Saved entries:

* Start *

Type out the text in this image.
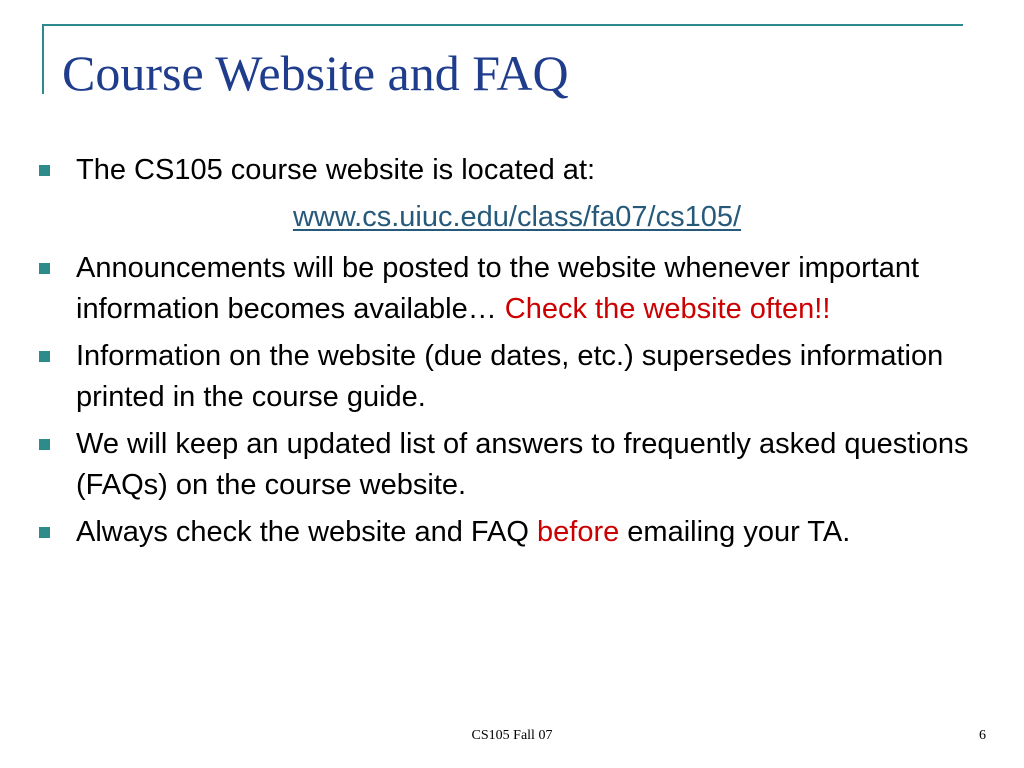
Course Website and FAQ
The CS105 course website is located at:
www.cs.uiuc.edu/class/fa07/cs105/
Announcements will be posted to the website whenever important information becomes available… Check the website often!!
Information on the website (due dates, etc.) supersedes information printed in the course guide.
We will keep an updated list of answers to frequently asked questions (FAQs) on the course website.
Always check the website and FAQ before emailing your TA.
CS105 Fall 07	6
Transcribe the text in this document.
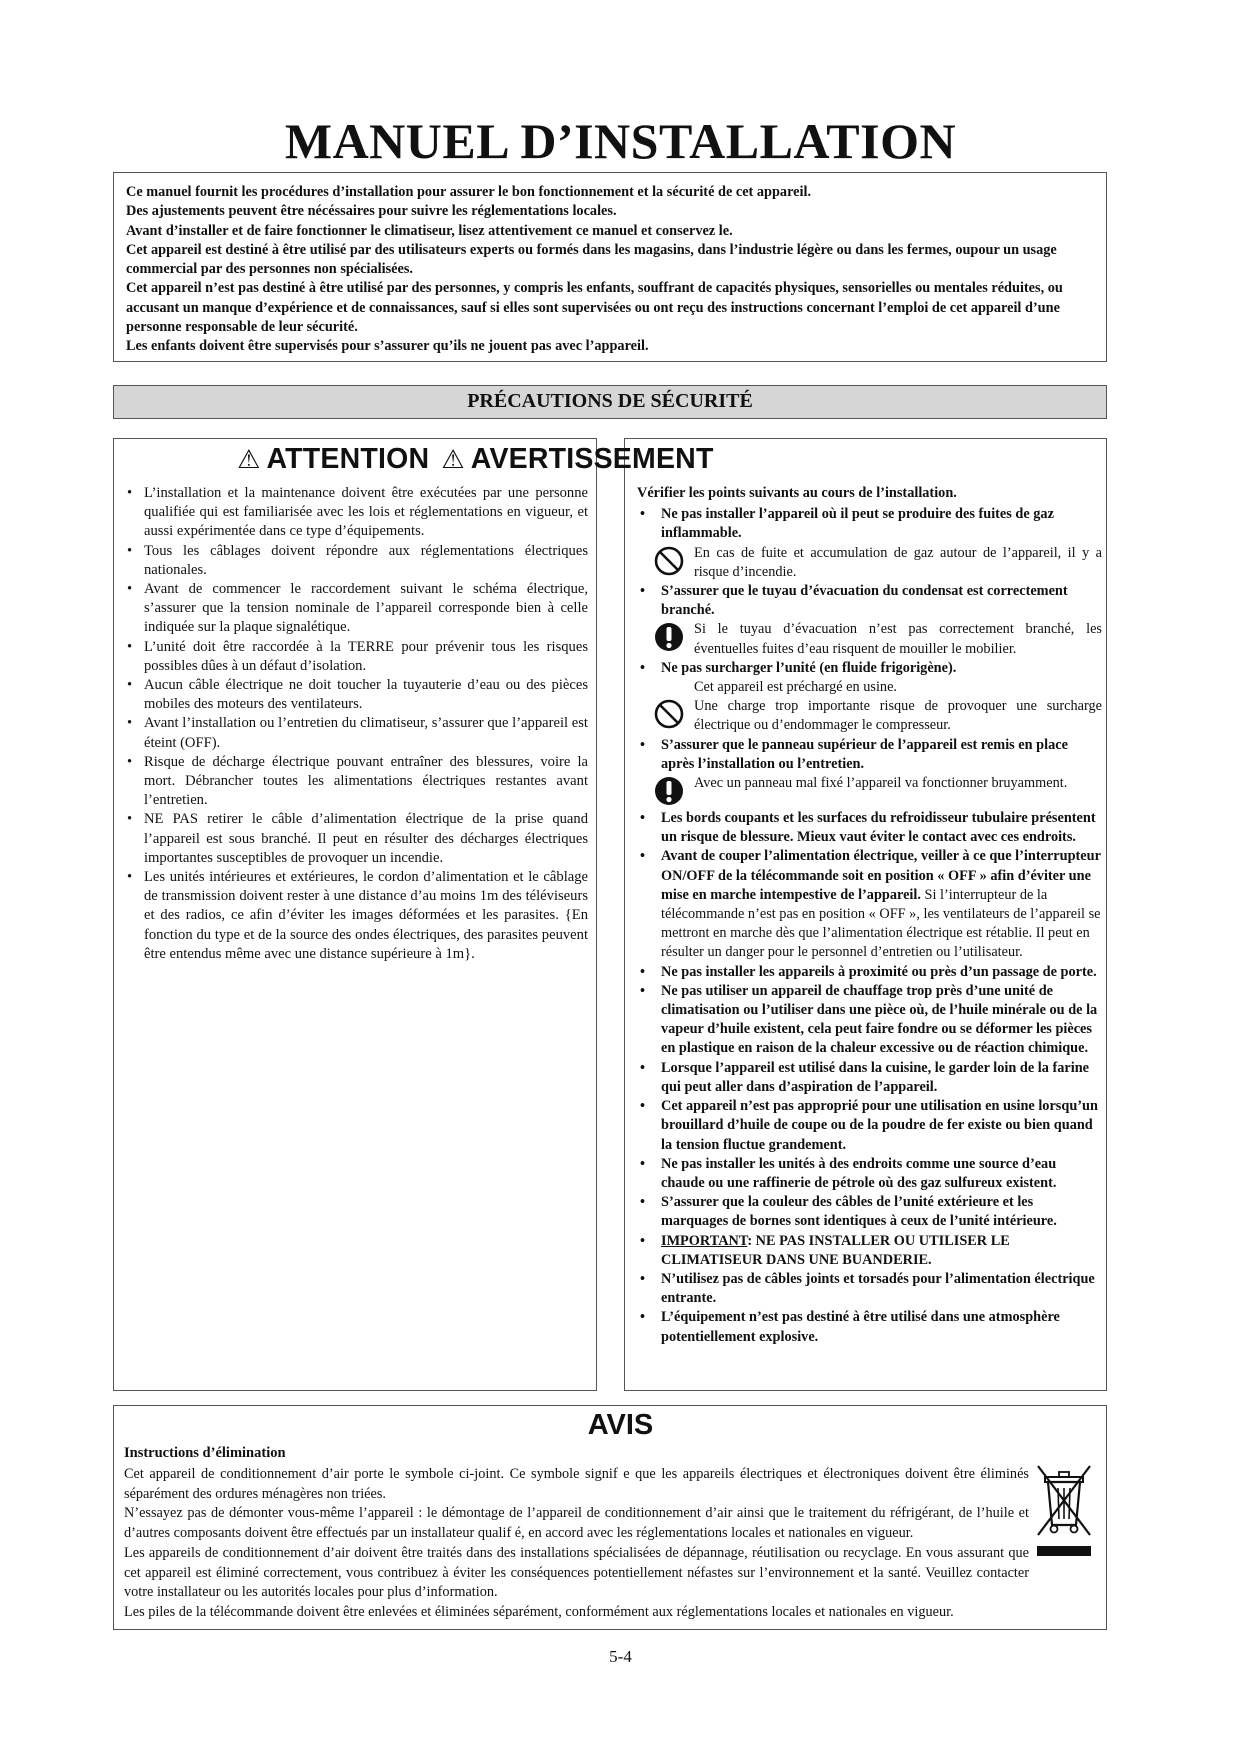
MANUEL D’INSTALLATION

Ce manuel fournit les procédures d’installation pour assurer le bon fonctionnement et la sécurité de cet appareil.

Des ajustements peuvent être nécéssaires pour suivre les réglementations locales.

Avant d’installer et de faire fonctionner le climatiseur, lisez attentivement ce manuel et conservez le.

Cet appareil est destiné à être utilisé par des utilisateurs experts ou formés dans les magasins, dans l’industrie légère ou dans les fermes, oupour un usage commercial par des personnes non spécialisées.

Cet appareil n’est pas destiné à être utilisé par des personnes, y compris les enfants, souffrant de capacités physiques, sensorielles ou mentales réduites, ou accusant un manque d’expérience et de connaissances, sauf si elles sont supervisées ou ont reçu des instructions concernant l’emploi de cet appareil d’une personne responsable de leur sécurité.

Les enfants doivent être supervisés pour s’assurer qu’ils ne jouent pas avec l’appareil.

PRÉCAUTIONS DE SÉCURITÉ
⚠ ATTENTION ⚠ AVERTISSEMENT
• L’installation et la maintenance doivent être exécutées par une personne qualifiée qui est familiarisée avec les lois et réglementations en vigueur, et aussi expérimentée dans ce type d’équipements.
• Tous les câblages doivent répondre aux réglementations électriques nationales.
• Avant de commencer le raccordement suivant le schéma électrique, s’assurer que la tension nominale de l’appareil corresponde bien à celle indiquée sur la plaque signalétique.
• L’unité doit être raccordée à la TERRE pour prévenir tous les risques possibles dûes à un défaut d’isolation.
• Aucun câble électrique ne doit toucher la tuyauterie d’eau ou des pièces mobiles des moteurs des ventilateurs.
• Avant l’installation ou l’entretien du climatiseur, s’assurer que l’appareil est éteint (OFF).
• Risque de décharge électrique pouvant entraîner des blessures, voire la mort. Débrancher toutes les alimentations électriques restantes avant l’entretien.
• NE PAS retirer le câble d’alimentation électrique de la prise quand l’appareil est sous branché. Il peut en résulter des décharges électriques importantes susceptibles de provoquer un incendie.
• Les unités intérieures et extérieures, le cordon d’alimentation et le câblage de transmission doivent rester à une distance d’au moins 1m des téléviseurs et des radios, ce afin d’éviter les images déformées et les parasites. {En fonction du type et de la source des ondes électriques, des parasites peuvent être entendus même avec une distance supérieure à 1m}.

Vérifier les points suivants au cours de l’installation.

• Ne pas installer l’appareil où il peut se produire des fuites de gaz inflammable.
En cas de fuite et accumulation de gaz autour de l’appareil, il y a risque d’incendie.
• S’assurer que le tuyau d’évacuation du condensat est correctement branché.
Si le tuyau d’évacuation n’est pas correctement branché, les éventuelles fuites d’eau risquent de mouiller le mobilier.
• Ne pas surcharger l’unité (en fluide frigorigène).
Cet appareil est préchargé en usine.
Une charge trop importante risque de provoquer une surcharge électrique ou d’endommager le compresseur.
• S’assurer que le panneau supérieur de l’appareil est remis en place après l’installation ou l’entretien.
Avec un panneau mal fixé l’appareil va fonctionner bruyamment.
• Les bords coupants et les surfaces du refroidisseur tubulaire présentent un risque de blessure. Mieux vaut éviter le contact avec ces endroits.
• Avant de couper l’alimentation électrique, veiller à ce que l’interrupteur ON/OFF de la télécommande soit en position « OFF » afin d’éviter une mise en marche intempestive de l’appareil. Si l’interrupteur de la télécommande n’est pas en position « OFF », les ventilateurs de l’appareil se mettront en marche dès que l’alimentation électrique est rétablie. Il peut en résulter un danger pour le personnel d’entretien ou l’utilisateur.
• Ne pas installer les appareils à proximité ou près d’un passage de porte.
• Ne pas utiliser un appareil de chauffage trop près d’une unité de climatisation ou l’utiliser dans une pièce où, de l’huile minérale ou de la vapeur d’huile existent, cela peut faire fondre ou se déformer les pièces en plastique en raison de la chaleur excessive ou de réaction chimique.
• Lorsque l’appareil est utilisé dans la cuisine, le garder loin de la farine qui peut aller dans d’aspiration de l’appareil.
• Cet appareil n’est pas approprié pour une utilisation en usine lorsqu’un brouillard d’huile de coupe ou de la poudre de fer existe ou bien quand la tension fluctue grandement.
• Ne pas installer les unités à des endroits comme une source d’eau chaude ou une raffinerie de pétrole où des gaz sulfureux existent.
• S’assurer que la couleur des câbles de l’unité extérieure et les marquages de bornes sont identiques à ceux de l’unité intérieure.
• IMPORTANT: NE PAS INSTALLER OU UTILISER LE CLIMATISEUR DANS UNE BUANDERIE.
• N’utilisez pas de câbles joints et torsadés pour l’alimentation électrique entrante.
• L’équipement n’est pas destiné à être utilisé dans une atmosphère potentiellement explosive.
AVIS
Instructions d’élimination

Cet appareil de conditionnement d’air porte le symbole ci-joint. Ce symbole signif e que les appareils électriques et électroniques doivent être éliminés séparément des ordures ménagères non triées.

N’essayez pas de démonter vous-même l’appareil : le démontage de l’appareil de conditionnement d’air ainsi que le traitement du réfrigérant, de l’huile et d’autres composants doivent être effectués par un installateur qualif é, en accord avec les réglementations locales et nationales en vigueur.

Les appareils de conditionnement d’air doivent être traités dans des installations spécialisées de dépannage, réutilisation ou recyclage. En vous assurant que cet appareil est éliminé correctement, vous contribuez à éviter les conséquences potentiellement néfastes sur l’environnement et la santé. Veuillez contacter votre installateur ou les autorités locales pour plus d’information.

Les piles de la télécommande doivent être enlevées et éliminées séparément, conformément aux réglementations locales et nationales en vigueur.

5-4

* End *

### [DIRECTIVE]
Go through the records. Copy each line where "bien" appears.

### [SOLUTION FOR THIS EXERCISE]
• Avant de commencer le raccordement suivant le schéma électrique, s’assurer que la tension nominale de l’appareil corresponde bien à celle indiquée sur la plaque signalétique.
• Cet appareil n’est pas approprié pour une utilisation en usine lorsqu’un brouillard d’huile de coupe ou de la poudre de fer existe ou bien quand la tension fluctue grandement.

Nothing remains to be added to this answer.